Request: Copy out every line containing the word "JSON".

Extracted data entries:
▬▬▬▬▬▬▬▬▬▬
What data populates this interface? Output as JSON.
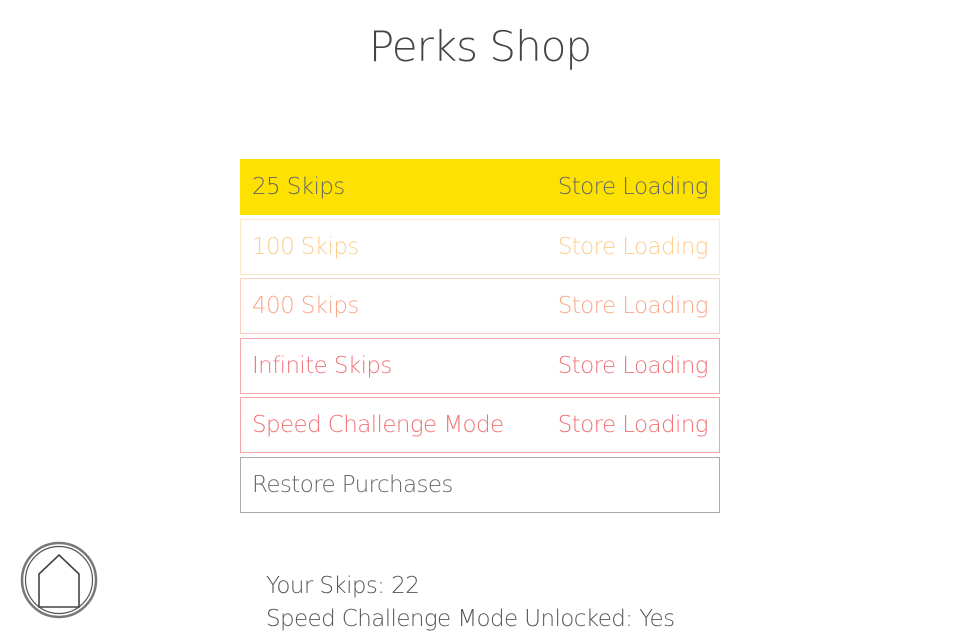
{
  "page": {
    "title": "Perks Shop"
  },
  "shop": {
    "items": [
      {
        "label": "25 Skips",
        "price": "Store Loading",
        "bg": "#FDE100",
        "border": "#FDE100",
        "color": "#666666"
      },
      {
        "label": "100 Skips",
        "price": "Store Loading",
        "bg": "#FFFFFF",
        "border": "#FDE7C4",
        "color": "#FCCD8F"
      },
      {
        "label": "400 Skips",
        "price": "Store Loading",
        "bg": "#FFFFFF",
        "border": "#FBCFC0",
        "color": "#F7A98A"
      },
      {
        "label": "Infinite Skips",
        "price": "Store Loading",
        "bg": "#FFFFFF",
        "border": "#F7A9A9",
        "color": "#F0757C"
      },
      {
        "label": "Speed Challenge Mode",
        "price": "Store Loading",
        "bg": "#FFFFFF",
        "border": "#F5A3A3",
        "color": "#F07275"
      },
      {
        "label": "Restore Purchases",
        "price": "",
        "bg": "#FFFFFF",
        "border": "#AAAAAA",
        "color": "#666666"
      }
    ]
  },
  "home_button": {
    "icon": "home-icon"
  },
  "stats": {
    "skips_label": "Your Skips:",
    "skips_value": "22",
    "speed_label": "Speed Challenge Mode Unlocked:",
    "speed_value": "Yes"
  }
}
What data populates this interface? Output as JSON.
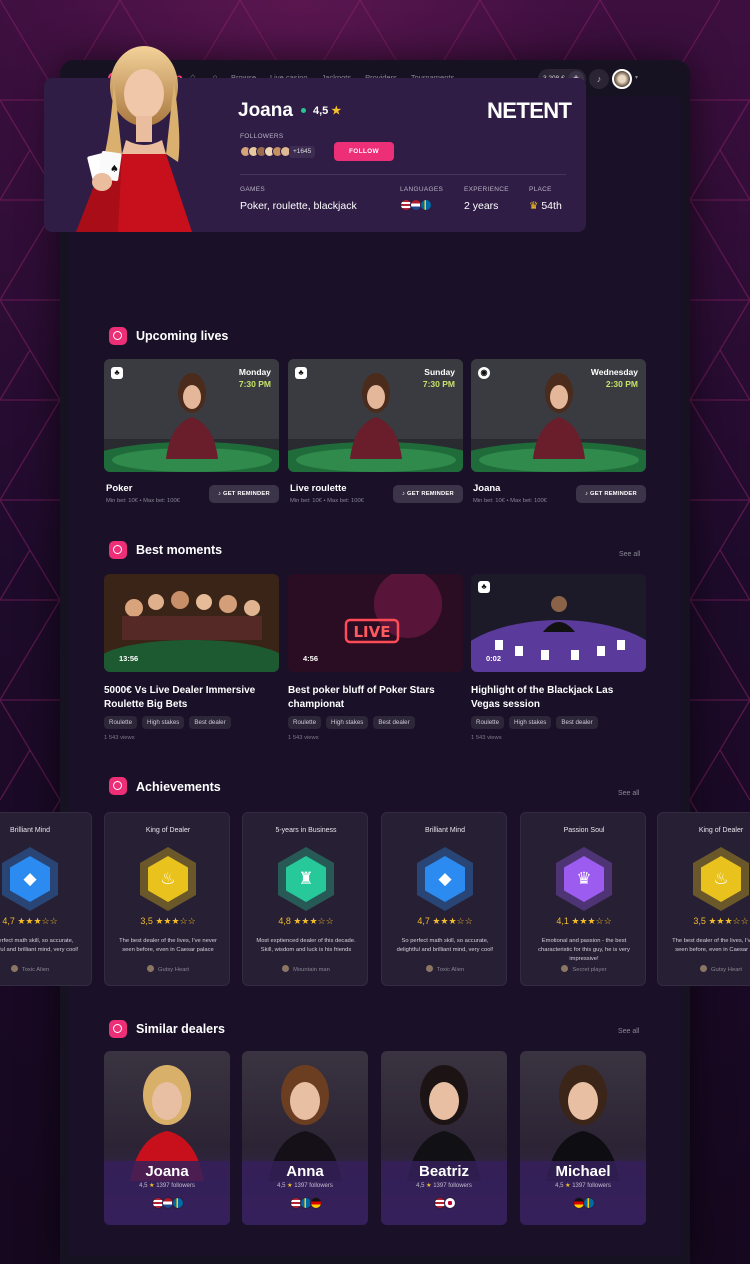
{
  "app": {
    "logo_text": "andyloop",
    "accent": "#ec2f76"
  },
  "nav": {
    "links": [
      "Browse",
      "Live casino",
      "Jackpots",
      "Providers",
      "Tournaments"
    ],
    "balance": "3 208 €"
  },
  "dealer": {
    "name": "Joana",
    "rating": "4,5",
    "provider_logo": "NETENT",
    "followers_label": "FOLLOWERS",
    "followers_count": "+1645",
    "follow_label": "FOLLOW",
    "games_label": "GAMES",
    "games_value": "Poker, roulette, blackjack",
    "languages_label": "LANGUAGES",
    "languages": [
      "usa",
      "netherlands",
      "sweden"
    ],
    "experience_label": "EXPERIENCE",
    "experience_value": "2 years",
    "place_label": "PLACE",
    "place_value": "54th"
  },
  "upcoming": {
    "title": "Upcoming lives",
    "reminder_label": "GET REMINDER",
    "items": [
      {
        "day": "Monday",
        "time": "7:30 PM",
        "title": "Poker",
        "meta": "Min bet: 10€  •  Max bet: 100€",
        "icon": "cards-icon"
      },
      {
        "day": "Sunday",
        "time": "7:30 PM",
        "title": "Live roulette",
        "meta": "Min bet: 10€  •  Max bet: 100€",
        "icon": "cards-icon"
      },
      {
        "day": "Wednesday",
        "time": "2:30 PM",
        "title": "Joana",
        "meta": "Min bet: 10€  •  Max bet: 100€",
        "icon": "roulette-icon"
      }
    ]
  },
  "moments": {
    "title": "Best moments",
    "see_all": "See all",
    "items": [
      {
        "duration": "13:56",
        "title": "5000€ Vs Live Dealer Immersive Roulette Big Bets",
        "tags": [
          "Roulette",
          "High stakes",
          "Best dealer"
        ],
        "views": "1 543 views"
      },
      {
        "duration": "4:56",
        "title": "Best poker bluff of Poker Stars championat",
        "tags": [
          "Roulette",
          "High stakes",
          "Best dealer"
        ],
        "views": "1 543 views"
      },
      {
        "duration": "0:02",
        "title": "Highlight of the Blackjack Las Vegas session",
        "tags": [
          "Roulette",
          "High stakes",
          "Best dealer"
        ],
        "views": "1 543 views"
      }
    ]
  },
  "achievements": {
    "title": "Achievements",
    "see_all": "See all",
    "items": [
      {
        "name": "Brilliant Mind",
        "rating": "4,7",
        "quote": "So perfect math skill, so accurate, delightful and brilliant mind, very cool!",
        "author": "Toxic Alien",
        "color": "#2c8bf0",
        "glyph": "gem"
      },
      {
        "name": "King of Dealer",
        "rating": "3,5",
        "quote": "The best dealer of the lives, I've never seen before, even in Caesar palace",
        "author": "Gutsy Heart",
        "color": "#e9c21d",
        "glyph": "flame"
      },
      {
        "name": "5-years in Business",
        "rating": "4,8",
        "quote": "Most exptienced dealer of this decade. Skill, wisdom and luck is his friends",
        "author": "Mountain man",
        "color": "#27c99a",
        "glyph": "top-hat"
      },
      {
        "name": "Brilliant Mind",
        "rating": "4,7",
        "quote": "So perfect math skill, so accurate, delightful and brilliant mind, very cool!",
        "author": "Toxic Alien",
        "color": "#2c8bf0",
        "glyph": "gem"
      },
      {
        "name": "Passion Soul",
        "rating": "4,1",
        "quote": "Emotional and passion - the best characteristic for this guy, he is very impressive!",
        "author": "Secret player",
        "color": "#9c5cf0",
        "glyph": "crown"
      },
      {
        "name": "King of Dealer",
        "rating": "3,5",
        "quote": "The best dealer of the lives, I've never seen before, even in Caesar palace",
        "author": "Gutsy Heart",
        "color": "#e9c21d",
        "glyph": "flame"
      }
    ]
  },
  "similar": {
    "title": "Similar dealers",
    "see_all": "See all",
    "items": [
      {
        "name": "Joana",
        "rating": "4,5",
        "followers": "1397 followers",
        "flags": [
          "usa",
          "netherlands",
          "sweden"
        ]
      },
      {
        "name": "Anna",
        "rating": "4,5",
        "followers": "1397 followers",
        "flags": [
          "usa",
          "sweden",
          "germany"
        ]
      },
      {
        "name": "Beatriz",
        "rating": "4,5",
        "followers": "1397 followers",
        "flags": [
          "usa",
          "japan"
        ]
      },
      {
        "name": "Michael",
        "rating": "4,5",
        "followers": "1397 followers",
        "flags": [
          "germany",
          "sweden"
        ]
      }
    ]
  }
}
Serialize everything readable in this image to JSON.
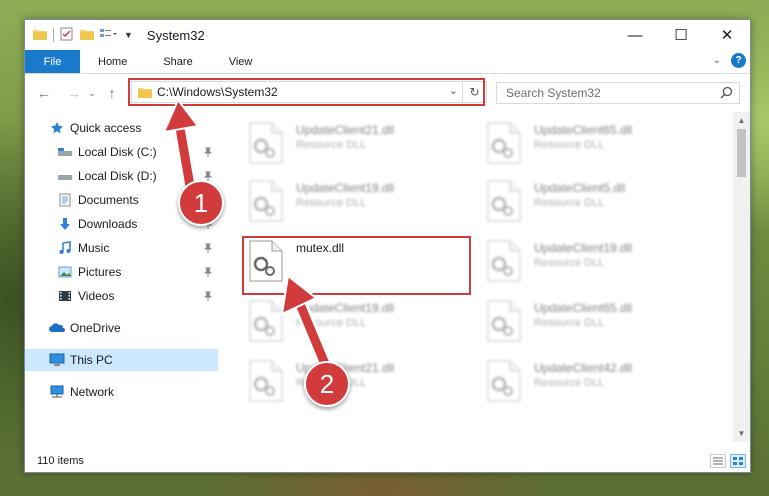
{
  "window": {
    "title": "System32",
    "controls": {
      "minimize": "—",
      "maximize": "☐",
      "close": "✕"
    }
  },
  "ribbon": {
    "tabs": [
      "File",
      "Home",
      "Share",
      "View"
    ],
    "help": "?"
  },
  "navigation": {
    "address": "C:\\Windows\\System32",
    "search_placeholder": "Search System32"
  },
  "sidebar": {
    "items": [
      {
        "label": "Quick access",
        "icon": "star-icon"
      },
      {
        "label": "Local Disk (C:)",
        "icon": "drive-icon",
        "pinned": true
      },
      {
        "label": "Local Disk (D:)",
        "icon": "drive-icon",
        "pinned": true
      },
      {
        "label": "Documents",
        "icon": "documents-icon",
        "pinned": true
      },
      {
        "label": "Downloads",
        "icon": "downloads-icon",
        "pinned": true
      },
      {
        "label": "Music",
        "icon": "music-icon",
        "pinned": true
      },
      {
        "label": "Pictures",
        "icon": "pictures-icon",
        "pinned": true
      },
      {
        "label": "Videos",
        "icon": "videos-icon",
        "pinned": true
      },
      {
        "label": "OneDrive",
        "icon": "onedrive-icon"
      },
      {
        "label": "This PC",
        "icon": "pc-icon",
        "selected": true
      },
      {
        "label": "Network",
        "icon": "network-icon"
      }
    ]
  },
  "files": [
    {
      "name": "UpdateClient21.dll",
      "type": "Resource DLL"
    },
    {
      "name": "UpdateClient65.dll",
      "type": "Resource DLL"
    },
    {
      "name": "UpdateClient19.dll",
      "type": "Resource DLL"
    },
    {
      "name": "UpdateClient5.dll",
      "type": "Resource DLL"
    },
    {
      "name": "mutex.dll",
      "type": ""
    },
    {
      "name": "UpdateClient19.dll",
      "type": "Resource DLL"
    },
    {
      "name": "UpdateClient19.dll",
      "type": "Resource DLL"
    },
    {
      "name": "UpdateClient65.dll",
      "type": "Resource DLL"
    },
    {
      "name": "UpdateClient21.dll",
      "type": "Resource DLL"
    },
    {
      "name": "UpdateClient42.dll",
      "type": "Resource DLL"
    }
  ],
  "status": {
    "item_count": "110 items"
  },
  "annotations": {
    "step1": "1",
    "step2": "2"
  },
  "colors": {
    "accent": "#1979ca",
    "highlight": "#d23b3b",
    "selected": "#cce8ff"
  }
}
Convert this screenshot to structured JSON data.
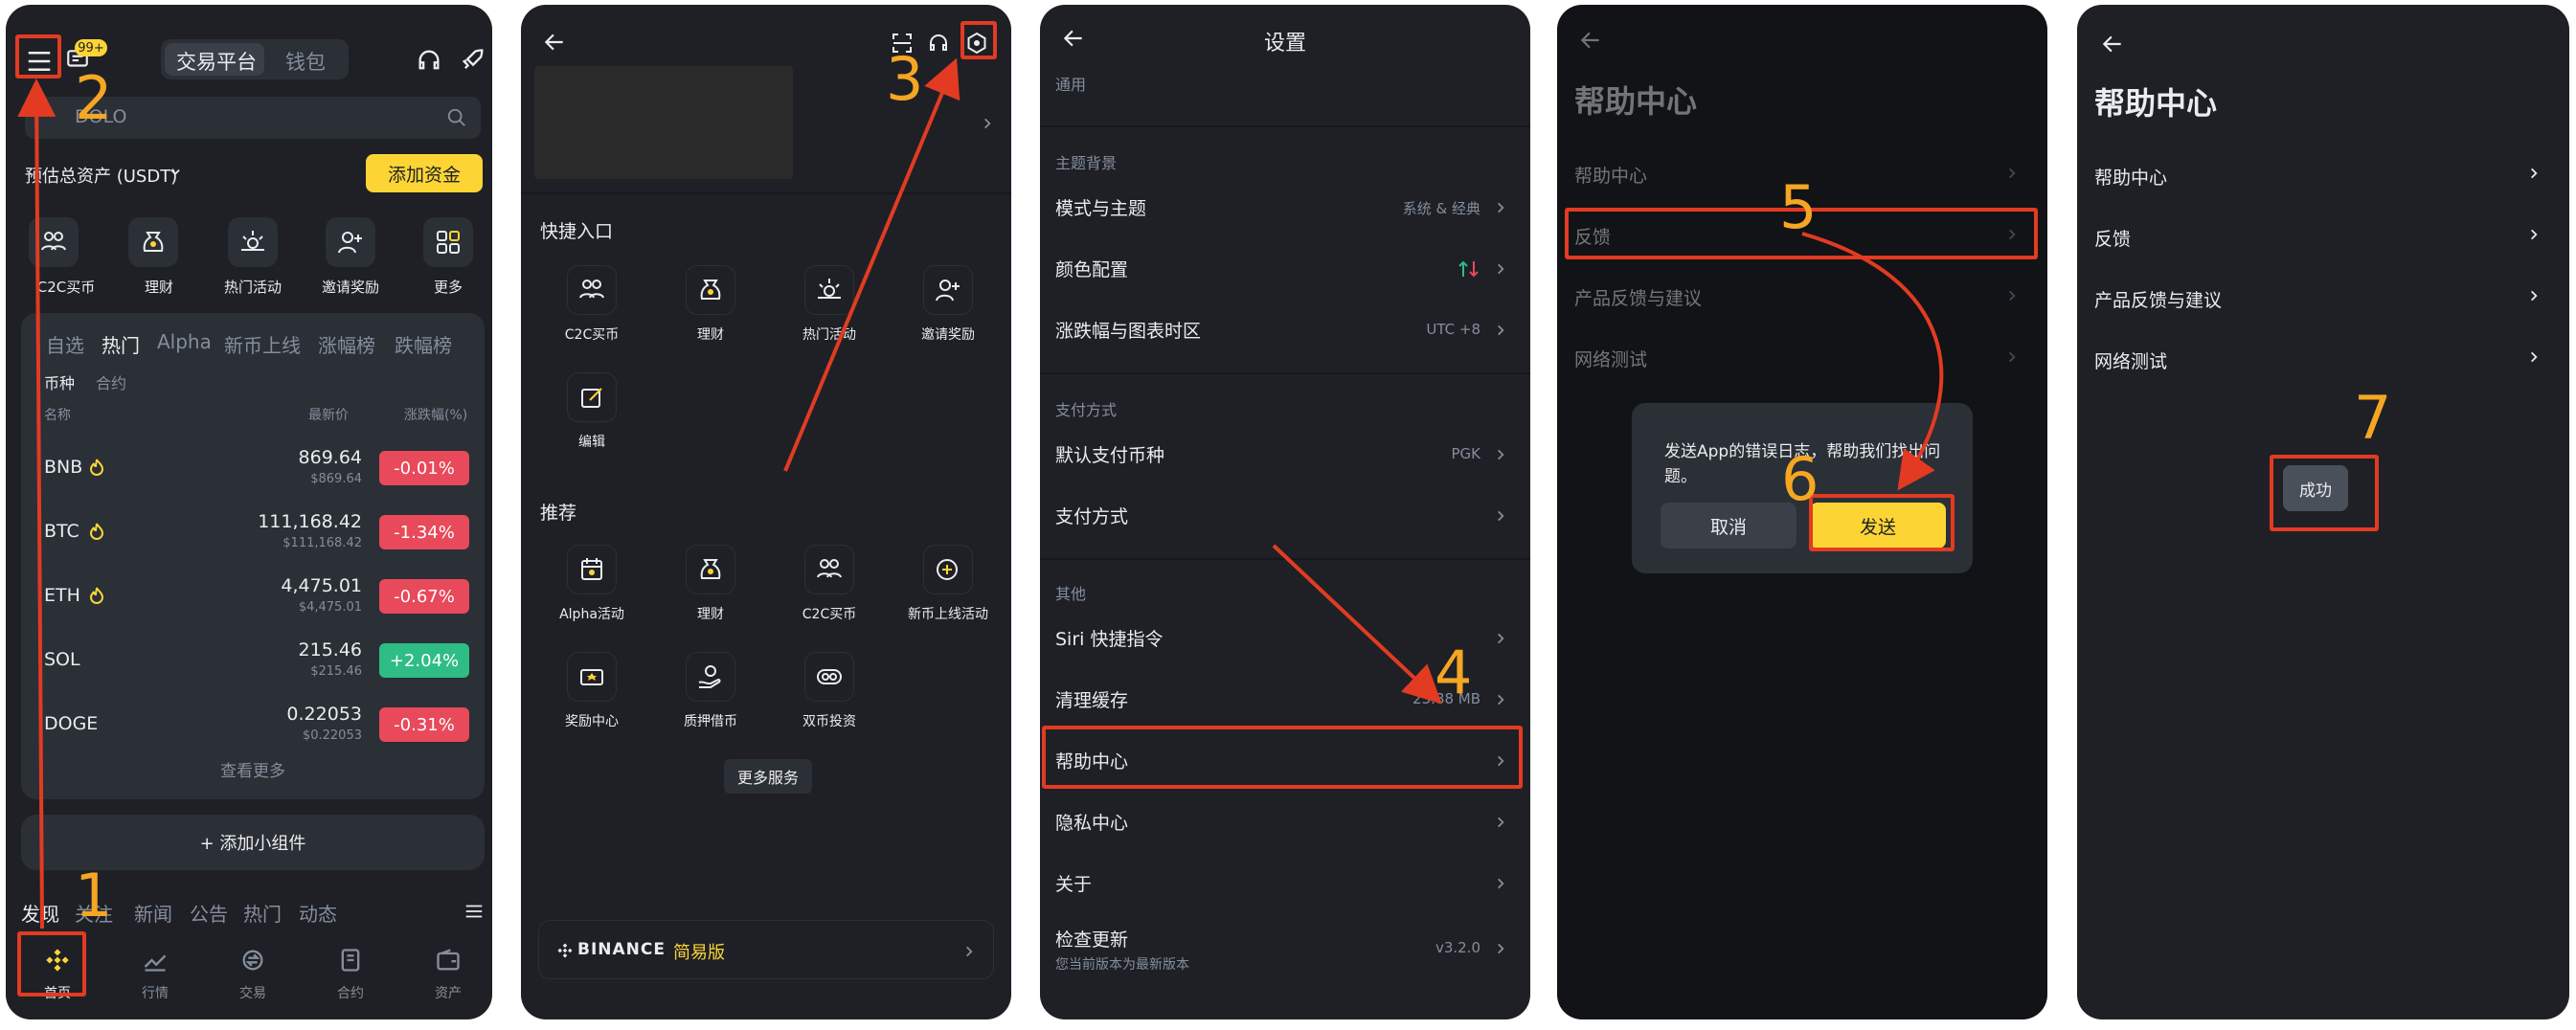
▬▬▬▬▬▬▬▬▬▬
Response to this exercise:
What data populates this interface? Output as JSON.
What data populates this interface? Output as JSON.
Serialize everything readable in this image to JSON.
Convert this screenshot to structured JSON data.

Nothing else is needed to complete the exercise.